# [TASK BRIEF]
Reproduce the whole listing, character for character.

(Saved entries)

START

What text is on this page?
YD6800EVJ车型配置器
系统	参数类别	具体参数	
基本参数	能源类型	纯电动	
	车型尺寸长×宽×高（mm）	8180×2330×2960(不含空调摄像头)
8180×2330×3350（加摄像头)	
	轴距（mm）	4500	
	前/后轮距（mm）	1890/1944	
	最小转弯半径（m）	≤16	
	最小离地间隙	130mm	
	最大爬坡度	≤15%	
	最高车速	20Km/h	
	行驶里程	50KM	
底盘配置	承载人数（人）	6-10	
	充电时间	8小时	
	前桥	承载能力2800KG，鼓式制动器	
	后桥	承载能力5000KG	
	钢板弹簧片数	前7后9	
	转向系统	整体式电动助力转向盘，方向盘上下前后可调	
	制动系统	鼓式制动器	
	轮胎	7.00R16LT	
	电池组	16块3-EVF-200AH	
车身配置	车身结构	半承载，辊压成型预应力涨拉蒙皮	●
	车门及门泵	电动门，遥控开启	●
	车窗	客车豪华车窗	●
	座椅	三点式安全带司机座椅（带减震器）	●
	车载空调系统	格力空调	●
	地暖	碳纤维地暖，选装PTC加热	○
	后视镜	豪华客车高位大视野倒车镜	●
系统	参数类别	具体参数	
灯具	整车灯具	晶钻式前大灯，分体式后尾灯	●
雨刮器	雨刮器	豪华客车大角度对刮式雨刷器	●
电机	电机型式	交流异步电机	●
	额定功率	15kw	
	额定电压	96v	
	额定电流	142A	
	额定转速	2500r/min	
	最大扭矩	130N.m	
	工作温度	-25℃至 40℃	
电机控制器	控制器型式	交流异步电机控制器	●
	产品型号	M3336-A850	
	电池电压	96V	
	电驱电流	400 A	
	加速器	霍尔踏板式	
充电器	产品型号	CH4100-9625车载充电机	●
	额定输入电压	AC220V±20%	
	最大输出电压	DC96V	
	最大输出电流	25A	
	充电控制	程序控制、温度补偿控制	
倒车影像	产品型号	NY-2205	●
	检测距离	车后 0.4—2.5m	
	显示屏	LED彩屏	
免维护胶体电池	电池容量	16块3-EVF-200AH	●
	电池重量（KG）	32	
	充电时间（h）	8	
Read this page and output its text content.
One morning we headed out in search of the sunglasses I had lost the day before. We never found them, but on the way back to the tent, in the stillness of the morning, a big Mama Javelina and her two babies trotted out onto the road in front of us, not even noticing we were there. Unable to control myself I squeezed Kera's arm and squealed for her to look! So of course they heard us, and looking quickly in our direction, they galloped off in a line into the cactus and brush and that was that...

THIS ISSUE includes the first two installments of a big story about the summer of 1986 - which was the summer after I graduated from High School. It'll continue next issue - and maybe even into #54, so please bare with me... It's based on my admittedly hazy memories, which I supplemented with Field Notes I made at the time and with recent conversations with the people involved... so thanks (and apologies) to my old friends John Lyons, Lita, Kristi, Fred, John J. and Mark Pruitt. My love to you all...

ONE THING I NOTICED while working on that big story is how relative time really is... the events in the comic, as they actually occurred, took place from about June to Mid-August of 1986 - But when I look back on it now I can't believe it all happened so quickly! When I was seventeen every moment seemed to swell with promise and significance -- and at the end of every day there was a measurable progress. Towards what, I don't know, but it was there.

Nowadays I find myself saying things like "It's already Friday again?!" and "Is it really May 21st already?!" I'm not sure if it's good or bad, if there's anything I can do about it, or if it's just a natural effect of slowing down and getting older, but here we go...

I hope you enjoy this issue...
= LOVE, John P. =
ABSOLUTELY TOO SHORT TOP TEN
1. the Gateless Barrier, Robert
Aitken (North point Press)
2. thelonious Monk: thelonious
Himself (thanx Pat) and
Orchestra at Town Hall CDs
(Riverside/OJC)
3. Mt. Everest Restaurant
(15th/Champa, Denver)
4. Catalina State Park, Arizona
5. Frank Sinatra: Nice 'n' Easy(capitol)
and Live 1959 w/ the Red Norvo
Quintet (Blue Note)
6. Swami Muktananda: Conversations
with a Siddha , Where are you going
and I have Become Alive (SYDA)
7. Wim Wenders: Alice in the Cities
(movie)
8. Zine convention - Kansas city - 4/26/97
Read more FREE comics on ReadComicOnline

END

# [COMPLETE RESPONSE]
What text is on this page?
YD6800EVJ车型配置器
系统	参数类别	具体参数	
基本参数	能源类型	纯电动	
	车型尺寸长×宽×高（mm）	8180×2330×2960(不含空调摄像头)
8180×2330×3350（加摄像头)	
	轴距（mm）	4500	
	前/后轮距（mm）	1890/1944	
	最小转弯半径（m）	≤16	
	最小离地间隙	130mm	
	最大爬坡度	≤15%	
	最高车速	20Km/h	
	行驶里程	50KM	
底盘配置	承载人数（人）	6-10	
	充电时间	8小时	
	前桥	承载能力2800KG，鼓式制动器	
	后桥	承载能力5000KG	
	钢板弹簧片数	前7后9	
	转向系统	整体式电动助力转向盘，方向盘上下前后可调	
	制动系统	鼓式制动器	
	轮胎	7.00R16LT	
	电池组	16块3-EVF-200AH	
车身配置	车身结构	半承载，辊压成型预应力涨拉蒙皮	●
	车门及门泵	电动门，遥控开启	●
	车窗	客车豪华车窗	●
	座椅	三点式安全带司机座椅（带减震器）	●
	车载空调系统	格力空调	●
	地暖	碳纤维地暖，选装PTC加热	○
	后视镜	豪华客车高位大视野倒车镜	●
系统	参数类别	具体参数	
灯具	整车灯具	晶钻式前大灯，分体式后尾灯	●
雨刮器	雨刮器	豪华客车大角度对刮式雨刷器	●
电机	电机型式	交流异步电机	●
	额定功率	15kw	
	额定电压	96v	
	额定电流	142A	
	额定转速	2500r/min	
	最大扭矩	130N.m	
	工作温度	-25℃至 40℃	
电机控制器	控制器型式	交流异步电机控制器	●
	产品型号	M3336-A850	
	电池电压	96V	
	电驱电流	400 A	
	加速器	霍尔踏板式	
充电器	产品型号	CH4100-9625车载充电机	●
	额定输入电压	AC220V±20%	
	最大输出电压	DC96V	
	最大输出电流	25A	
	充电控制	程序控制、温度补偿控制	
倒车影像	产品型号	NY-2205	●
	检测距离	车后 0.4—2.5m	
	显示屏	LED彩屏	
免维护胶体电池	电池容量	16块3-EVF-200AH	●
	电池重量（KG）	32	
	充电时间（h）	8	
Read this page and output its text content.
One morning we headed out in search of the sunglasses I had lost the day before. We never found them, but on the way back to the tent, in the stillness of the morning, a big Mama Javelina and her two babies trotted out onto the road in front of us, not even noticing we were there. Unable to control myself I squeezed Kera's arm and squealed for her to look! So of course they heard us, and looking quickly in our direction, they galloped off in a line into the cactus and brush and that was that...

THIS ISSUE includes the first two installments of a big story about the summer of 1986 - which was the summer after I graduated from High School. It'll continue next issue - and maybe even into #54, so please bare with me... It's based on my admittedly hazy memories, which I supplemented with Field Notes I made at the time and with recent conversations with the people involved... so thanks (and apologies) to my old friends John Lyons, Lita, Kristi, Fred, John J. and Mark Pruitt. My love to you all...

ONE THING I NOTICED while working on that big story is how relative time really is... the events in the comic, as they actually occurred, took place from about June to Mid-August of 1986 - But when I look back on it now I can't believe it all happened so quickly! When I was seventeen every moment seemed to swell with promise and significance -- and at the end of every day there was a measurable progress. Towards what, I don't know, but it was there.

Nowadays I find myself saying things like "It's already Friday again?!" and "Is it really May 21st already?!" I'm not sure if it's good or bad, if there's anything I can do about it, or if it's just a natural effect of slowing down and getting older, but here we go...

I hope you enjoy this issue...
= LOVE, John P. =
ABSOLUTELY TOO SHORT TOP TEN
1. the Gateless Barrier, Robert
Aitken (North point Press)
2. thelonious Monk: thelonious
Himself (thanx Pat) and
Orchestra at Town Hall CDs
(Riverside/OJC)
3. Mt. Everest Restaurant
(15th/Champa, Denver)
4. Catalina State Park, Arizona
5. Frank Sinatra: Nice 'n' Easy(capitol)
and Live 1959 w/ the Red Norvo
Quintet (Blue Note)
6. Swami Muktananda: Conversations
with a Siddha , Where are you going
and I have Become Alive (SYDA)
7. Wim Wenders: Alice in the Cities
(movie)
8. Zine convention - Kansas city - 4/26/97
Read more FREE comics on ReadComicOnline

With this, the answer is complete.